What needs to be done - Return the lines where the word "Tiefwurzler" occurs.

Provided data -
════════════════

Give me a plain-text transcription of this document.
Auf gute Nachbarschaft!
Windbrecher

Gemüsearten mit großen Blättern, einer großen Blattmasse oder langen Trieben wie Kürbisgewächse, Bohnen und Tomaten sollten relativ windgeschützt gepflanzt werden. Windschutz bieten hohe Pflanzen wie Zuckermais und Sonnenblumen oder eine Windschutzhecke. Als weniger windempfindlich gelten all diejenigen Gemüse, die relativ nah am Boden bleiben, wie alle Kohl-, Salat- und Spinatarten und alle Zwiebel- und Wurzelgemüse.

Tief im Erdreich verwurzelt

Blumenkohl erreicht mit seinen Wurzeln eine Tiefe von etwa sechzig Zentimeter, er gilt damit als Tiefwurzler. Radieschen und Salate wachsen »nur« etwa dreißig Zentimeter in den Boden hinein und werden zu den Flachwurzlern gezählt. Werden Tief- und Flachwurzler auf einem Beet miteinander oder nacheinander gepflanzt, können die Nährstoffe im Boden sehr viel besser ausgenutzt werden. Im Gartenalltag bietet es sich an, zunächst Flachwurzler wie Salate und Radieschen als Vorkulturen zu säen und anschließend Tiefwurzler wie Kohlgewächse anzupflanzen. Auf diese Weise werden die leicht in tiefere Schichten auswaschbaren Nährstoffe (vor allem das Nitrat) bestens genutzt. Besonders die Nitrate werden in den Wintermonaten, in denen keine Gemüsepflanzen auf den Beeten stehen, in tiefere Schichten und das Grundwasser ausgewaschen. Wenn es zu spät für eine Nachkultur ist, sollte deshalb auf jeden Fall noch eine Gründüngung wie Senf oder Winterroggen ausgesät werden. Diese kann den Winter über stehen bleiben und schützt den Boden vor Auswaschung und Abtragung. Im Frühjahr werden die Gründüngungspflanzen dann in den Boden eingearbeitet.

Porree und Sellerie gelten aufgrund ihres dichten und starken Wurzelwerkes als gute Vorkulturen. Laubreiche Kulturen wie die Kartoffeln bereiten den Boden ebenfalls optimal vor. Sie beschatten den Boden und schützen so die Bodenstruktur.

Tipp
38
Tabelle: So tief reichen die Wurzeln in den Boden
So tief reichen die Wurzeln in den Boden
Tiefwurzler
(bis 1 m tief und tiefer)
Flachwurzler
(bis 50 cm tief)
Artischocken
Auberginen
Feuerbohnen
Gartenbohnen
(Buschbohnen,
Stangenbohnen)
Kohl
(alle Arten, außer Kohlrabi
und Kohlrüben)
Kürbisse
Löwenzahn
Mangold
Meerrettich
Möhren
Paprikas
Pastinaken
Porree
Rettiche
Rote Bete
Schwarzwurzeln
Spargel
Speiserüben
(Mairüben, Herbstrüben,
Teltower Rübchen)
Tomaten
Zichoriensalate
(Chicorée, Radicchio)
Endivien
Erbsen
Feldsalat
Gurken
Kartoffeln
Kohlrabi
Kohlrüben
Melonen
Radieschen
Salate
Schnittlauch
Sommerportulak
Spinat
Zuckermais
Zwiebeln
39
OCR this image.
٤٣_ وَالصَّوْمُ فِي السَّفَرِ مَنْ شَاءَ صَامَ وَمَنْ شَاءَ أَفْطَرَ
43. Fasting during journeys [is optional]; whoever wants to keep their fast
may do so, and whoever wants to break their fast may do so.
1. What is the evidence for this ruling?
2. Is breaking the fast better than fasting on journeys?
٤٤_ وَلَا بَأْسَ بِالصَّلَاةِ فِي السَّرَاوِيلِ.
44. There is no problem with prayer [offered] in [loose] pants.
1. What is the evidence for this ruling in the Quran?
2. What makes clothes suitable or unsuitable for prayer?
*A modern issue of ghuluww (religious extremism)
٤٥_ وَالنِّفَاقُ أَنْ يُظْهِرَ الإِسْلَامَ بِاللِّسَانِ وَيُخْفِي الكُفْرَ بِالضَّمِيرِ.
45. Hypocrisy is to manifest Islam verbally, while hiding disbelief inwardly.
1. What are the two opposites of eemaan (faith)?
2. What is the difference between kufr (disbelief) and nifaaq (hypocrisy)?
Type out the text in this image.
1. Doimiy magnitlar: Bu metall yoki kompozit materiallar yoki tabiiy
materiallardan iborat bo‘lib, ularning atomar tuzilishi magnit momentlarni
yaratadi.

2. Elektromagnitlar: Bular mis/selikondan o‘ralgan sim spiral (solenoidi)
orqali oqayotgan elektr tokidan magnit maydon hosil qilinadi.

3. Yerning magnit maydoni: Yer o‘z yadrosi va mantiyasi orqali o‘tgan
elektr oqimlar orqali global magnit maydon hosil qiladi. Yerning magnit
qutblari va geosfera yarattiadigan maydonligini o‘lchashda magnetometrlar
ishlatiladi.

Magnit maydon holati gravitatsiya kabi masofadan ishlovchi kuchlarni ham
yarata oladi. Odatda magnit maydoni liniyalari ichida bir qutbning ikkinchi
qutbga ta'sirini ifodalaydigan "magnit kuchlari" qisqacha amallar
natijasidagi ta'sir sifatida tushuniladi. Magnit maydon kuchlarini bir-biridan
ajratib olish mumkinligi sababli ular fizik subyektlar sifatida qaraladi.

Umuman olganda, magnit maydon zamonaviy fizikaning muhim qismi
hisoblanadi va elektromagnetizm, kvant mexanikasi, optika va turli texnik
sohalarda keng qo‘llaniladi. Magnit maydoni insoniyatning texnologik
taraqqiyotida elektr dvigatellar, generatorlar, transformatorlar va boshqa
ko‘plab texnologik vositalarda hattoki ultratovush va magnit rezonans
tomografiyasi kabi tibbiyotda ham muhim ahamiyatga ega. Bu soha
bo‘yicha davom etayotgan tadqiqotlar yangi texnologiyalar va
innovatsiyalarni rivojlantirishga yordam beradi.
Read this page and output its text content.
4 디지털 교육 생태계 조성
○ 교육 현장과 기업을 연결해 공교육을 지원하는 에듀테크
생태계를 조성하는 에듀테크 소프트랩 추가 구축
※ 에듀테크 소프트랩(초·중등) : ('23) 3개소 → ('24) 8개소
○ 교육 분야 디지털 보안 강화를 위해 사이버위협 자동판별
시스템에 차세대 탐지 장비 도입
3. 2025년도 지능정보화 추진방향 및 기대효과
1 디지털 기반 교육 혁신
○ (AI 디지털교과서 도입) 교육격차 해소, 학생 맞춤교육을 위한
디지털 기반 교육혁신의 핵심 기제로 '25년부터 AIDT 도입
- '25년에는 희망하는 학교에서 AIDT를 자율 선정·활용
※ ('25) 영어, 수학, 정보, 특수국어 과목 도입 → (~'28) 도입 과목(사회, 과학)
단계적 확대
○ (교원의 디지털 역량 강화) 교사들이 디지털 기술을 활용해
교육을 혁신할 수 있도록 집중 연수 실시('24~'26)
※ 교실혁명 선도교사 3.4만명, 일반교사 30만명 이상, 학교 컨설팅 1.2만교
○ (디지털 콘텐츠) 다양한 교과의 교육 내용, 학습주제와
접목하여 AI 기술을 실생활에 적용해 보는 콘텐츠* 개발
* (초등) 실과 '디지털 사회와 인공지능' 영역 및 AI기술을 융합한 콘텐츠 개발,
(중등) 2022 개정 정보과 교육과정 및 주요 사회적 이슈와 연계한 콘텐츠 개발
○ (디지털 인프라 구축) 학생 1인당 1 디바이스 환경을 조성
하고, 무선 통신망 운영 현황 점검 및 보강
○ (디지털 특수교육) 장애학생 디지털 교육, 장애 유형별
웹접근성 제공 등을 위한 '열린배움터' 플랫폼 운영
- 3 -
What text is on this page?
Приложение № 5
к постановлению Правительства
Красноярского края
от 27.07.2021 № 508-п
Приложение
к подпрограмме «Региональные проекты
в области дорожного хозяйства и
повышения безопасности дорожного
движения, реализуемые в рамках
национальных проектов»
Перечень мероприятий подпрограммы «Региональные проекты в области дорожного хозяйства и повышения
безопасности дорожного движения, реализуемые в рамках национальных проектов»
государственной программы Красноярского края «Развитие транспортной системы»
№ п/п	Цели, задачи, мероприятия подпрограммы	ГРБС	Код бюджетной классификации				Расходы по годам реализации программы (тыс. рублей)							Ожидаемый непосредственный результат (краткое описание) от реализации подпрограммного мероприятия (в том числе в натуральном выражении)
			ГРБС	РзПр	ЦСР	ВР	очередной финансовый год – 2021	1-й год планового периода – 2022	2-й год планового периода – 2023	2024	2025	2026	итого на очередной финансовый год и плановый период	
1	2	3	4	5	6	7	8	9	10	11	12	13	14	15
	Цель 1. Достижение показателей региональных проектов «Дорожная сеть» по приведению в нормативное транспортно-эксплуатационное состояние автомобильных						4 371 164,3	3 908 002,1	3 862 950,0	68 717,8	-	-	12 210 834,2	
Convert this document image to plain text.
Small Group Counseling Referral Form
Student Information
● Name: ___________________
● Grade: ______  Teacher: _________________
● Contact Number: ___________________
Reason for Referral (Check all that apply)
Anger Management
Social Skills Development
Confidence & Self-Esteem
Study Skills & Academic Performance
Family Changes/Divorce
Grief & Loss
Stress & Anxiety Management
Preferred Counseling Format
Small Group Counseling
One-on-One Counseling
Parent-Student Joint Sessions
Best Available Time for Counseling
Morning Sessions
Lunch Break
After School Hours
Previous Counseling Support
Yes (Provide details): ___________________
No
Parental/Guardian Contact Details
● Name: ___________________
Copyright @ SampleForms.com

════════════════

Result of the exercise -
Blumenkohl erreicht mit seinen Wurzeln eine Tiefe von etwa sechzig Zentimeter, er gilt damit als Tiefwurzler. Radieschen und Salate wachsen »nur« etwa dreißig Zentimeter in den Boden hinein und werden zu den Flachwurzlern gezählt. Werden Tief- und Flachwurzler auf einem Beet miteinander oder nacheinander gepflanzt, können die Nährstoffe im Boden sehr viel besser ausgenutzt werden. Im Gartenalltag bietet es sich an, zunächst Flachwurzler wie Salate und Radieschen als Vorkulturen zu säen und anschließend Tiefwurzler wie Kohlgewächse anzupflanzen. Auf diese Weise werden die leicht in tiefere Schichten auswaschbaren Nährstoffe (vor allem das Nitrat) bestens genutzt. Besonders die Nitrate werden in den Wintermonaten, in denen keine Gemüsepflanzen auf den Beeten stehen, in tiefere Schichten und das Grundwasser ausgewaschen. Wenn es zu spät für eine Nachkultur ist, sollte deshalb auf jeden Fall noch eine Gründüngung wie Senf oder Winterroggen ausgesät werden. Diese kann den Winter über stehen bleiben und schützt den Boden vor Auswaschung und Abtragung. Im Frühjahr werden die Gründüngungspflanzen dann in den Boden eingearbeitet.
Tiefwurzler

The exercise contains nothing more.